Exercise aim: Report how many lines of these entries hold the string "도메인을"; reply with the number alone.

+++ Data rows +++

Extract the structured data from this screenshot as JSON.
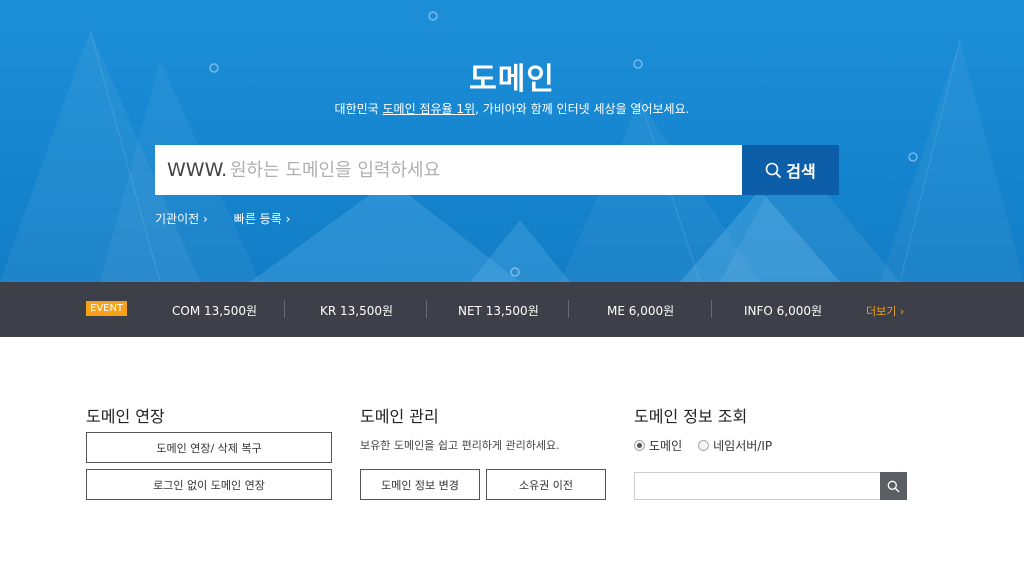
{
  "hero": {
    "title": "도메인",
    "subtitle_pre": "대한민국 ",
    "subtitle_link": "도메인 점유율 1위",
    "subtitle_post": ", 가비아와 함께 인터넷 세상을 열어보세요.",
    "search": {
      "prefix": "WWW.",
      "placeholder": "원하는 도메인을 입력하세요",
      "value": "",
      "button_label": "검색"
    },
    "links": [
      {
        "label": "기관이전 ›"
      },
      {
        "label": "빠른 등록 ›"
      }
    ]
  },
  "price_bar": {
    "badge": "EVENT",
    "items": [
      {
        "label": "COM 13,500원"
      },
      {
        "label": "KR 13,500원"
      },
      {
        "label": "NET 13,500원"
      },
      {
        "label": "ME 6,000원"
      },
      {
        "label": "INFO 6,000원"
      }
    ],
    "more_label": "더보기 ›",
    "colors": {
      "badge": "#f5a11a",
      "background": "#3d4048"
    }
  },
  "sections": {
    "renew": {
      "title": "도메인 연장",
      "buttons": [
        "도메인 연장/ 삭제 복구",
        "로그인 없이 도메인 연장"
      ]
    },
    "manage": {
      "title": "도메인 관리",
      "description": "보유한 도메인을 쉽고 편리하게 관리하세요.",
      "buttons": [
        "도메인 정보 변경",
        "소유권 이전"
      ]
    },
    "lookup": {
      "title": "도메인 정보 조회",
      "radios": [
        {
          "label": "도메인",
          "checked": true
        },
        {
          "label": "네임서버/IP",
          "checked": false
        }
      ],
      "input_value": ""
    }
  },
  "icons": {
    "search": "search-icon",
    "radio": "radio-icon"
  },
  "colors": {
    "hero": "#1585cf",
    "search_button": "#0c5ea8",
    "accent": "#f5a11a"
  }
}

+++

Answer for this exercise: 2